[Dataset items]
● ● ●

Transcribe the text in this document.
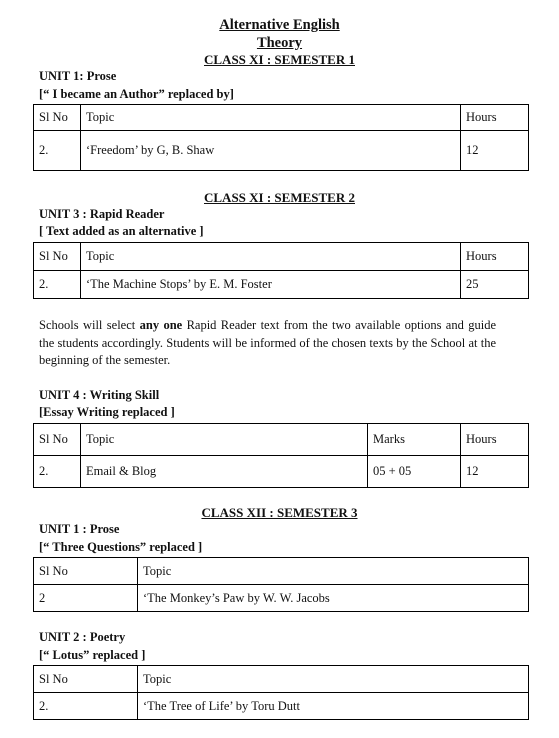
Alternative English
Theory
CLASS XI : SEMESTER 1
UNIT 1: Prose
[“ I became an Author” replaced by]
Sl No	Topic	Hours
2.	‘Freedom’ by G, B. Shaw	12
CLASS XI : SEMESTER 2
UNIT 3 : Rapid Reader
[ Text added as an alternative ]
Sl No	Topic	Hours
2.	‘The Machine Stops’ by E. M. Foster	25
Schools will select any one Rapid Reader text from the two available options and guide the students accordingly. Students will be informed of the chosen texts by the School at the beginning of the semester.
UNIT 4 : Writing Skill
[Essay Writing replaced ]
Sl No	Topic	Marks	Hours
2.	Email & Blog	05 + 05	12
CLASS XII : SEMESTER 3
UNIT 1 : Prose
[“ Three Questions” replaced ]
Sl No	Topic
2	‘The Monkey’s Paw by W. W. Jacobs
UNIT 2 : Poetry
[“ Lotus” replaced ]
Sl No	Topic
2.	‘The Tree of Life’ by Toru Dutt
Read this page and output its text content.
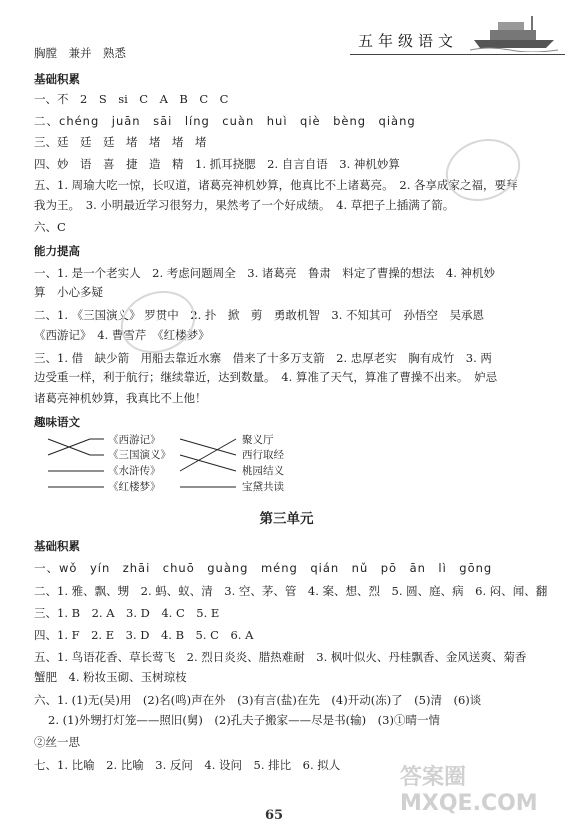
五年级语文
胸膛　兼并　熟悉
基础积累
一、不　2　S　si　C　A　B　C　C
二、chéng　juān　sāi　líng　cuàn　huì　qiè　bèng　qiàng
三、廷　廷　廷　堵　堵　堵　堵
四、妙　语　喜　捷　造　精　1. 抓耳挠腮　2. 自言自语　3. 神机妙算
五、1. 周瑜大吃一惊，长叹道，诸葛亮神机妙算，他真比不上诸葛亮。　2. 各享成家之福，要拜
我为王。　3. 小明最近学习很努力，果然考了一个好成绩。　4. 草把子上插满了箭。
六、C
能力提高
一、1. 是一个老实人　2. 考虑问题周全　3. 诸葛亮　鲁肃　料定了曹操的想法　4. 神机妙
算　小心多疑
二、1. 《三国演义》 罗贯中　2. 扑　掀　剪　勇敢机智　3. 不知其可　孙悟空　吴承恩
《西游记》　4. 曹雪芹　《红楼梦》
三、1. 借　缺少箭　用船去靠近水寨　借来了十多万支箭　2. 忠厚老实　胸有成竹　3. 两
边受重一样，利于航行；继续靠近，达到数量。　4. 算准了天气，算准了曹操不出来。　妒忌
诸葛亮神机妙算，我真比不上他！
趣味语文
《西游记》
《三国演义》
《水浒传》
《红楼梦》
聚义厅
西行取经
桃园结义
宝黛共读
第三单元
基础积累
一、wǒ　yín　zhāi　chuō　guàng　méng　qián　nǔ　pō　ān　lì　gōng
二、1. 雅、飘、甥　2. 蚂、蚁、清　3. 空、茅、管　4. 案、想、烈　5. 圆、庭、病　6. 闷、闻、翻
三、1. B　2. A　3. D　4. C　5. E
四、1. F　2. E　3. D　4. B　5. C　6. A
五、1. 鸟语花香、草长莺飞　2. 烈日炎炎、腊热难耐　3. 枫叶似火、丹桂飘香、金风送爽、菊香
蟹肥　4. 粉妆玉砌、玉树琼枝
六、1. (1)无(吴)用　(2)名(鸣)声在外　(3)有言(盐)在先　(4)开动(冻)了　(5)清　(6)谈
2. (1)外甥打灯笼——照旧(舅)　(2)孔夫子搬家——尽是书(输)　(3)①晴一情
②丝一思
七、1. 比喻　2. 比喻　3. 反问　4. 设问　5. 排比　6. 拟人	答案圈 MXQE.COM
65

● ● ●

- [Goal of the exercise]: Starting at the line containing "Read this page and output its text content.", write out each line through the last one in the listing above, inclusive, and nothing else. Pictures are excluded from the copy.

- [Expected output]:
Read this page and output its text content.
五年级语文
胸膛　兼并　熟悉
基础积累
一、不　2　S　si　C　A　B　C　C
二、chéng　juān　sāi　líng　cuàn　huì　qiè　bèng　qiàng
三、廷　廷　廷　堵　堵　堵　堵
四、妙　语　喜　捷　造　精　1. 抓耳挠腮　2. 自言自语　3. 神机妙算
五、1. 周瑜大吃一惊，长叹道，诸葛亮神机妙算，他真比不上诸葛亮。　2. 各享成家之福，要拜
我为王。　3. 小明最近学习很努力，果然考了一个好成绩。　4. 草把子上插满了箭。
六、C
能力提高
一、1. 是一个老实人　2. 考虑问题周全　3. 诸葛亮　鲁肃　料定了曹操的想法　4. 神机妙
算　小心多疑
二、1. 《三国演义》 罗贯中　2. 扑　掀　剪　勇敢机智　3. 不知其可　孙悟空　吴承恩
《西游记》　4. 曹雪芹　《红楼梦》
三、1. 借　缺少箭　用船去靠近水寨　借来了十多万支箭　2. 忠厚老实　胸有成竹　3. 两
边受重一样，利于航行；继续靠近，达到数量。　4. 算准了天气，算准了曹操不出来。　妒忌
诸葛亮神机妙算，我真比不上他！
趣味语文
《西游记》
《三国演义》
《水浒传》
《红楼梦》
聚义厅
西行取经
桃园结义
宝黛共读
第三单元
基础积累
一、wǒ　yín　zhāi　chuō　guàng　méng　qián　nǔ　pō　ān　lì　gōng
二、1. 雅、飘、甥　2. 蚂、蚁、清　3. 空、茅、管　4. 案、想、烈　5. 圆、庭、病　6. 闷、闻、翻
三、1. B　2. A　3. D　4. C　5. E
四、1. F　2. E　3. D　4. B　5. C　6. A
五、1. 鸟语花香、草长莺飞　2. 烈日炎炎、腊热难耐　3. 枫叶似火、丹桂飘香、金风送爽、菊香
蟹肥　4. 粉妆玉砌、玉树琼枝
六、1. (1)无(吴)用　(2)名(鸣)声在外　(3)有言(盐)在先　(4)开动(冻)了　(5)清　(6)谈
2. (1)外甥打灯笼——照旧(舅)　(2)孔夫子搬家——尽是书(输)　(3)①晴一情
②丝一思
七、1. 比喻　2. 比喻　3. 反问　4. 设问　5. 排比　6. 拟人	答案圈 MXQE.COM
65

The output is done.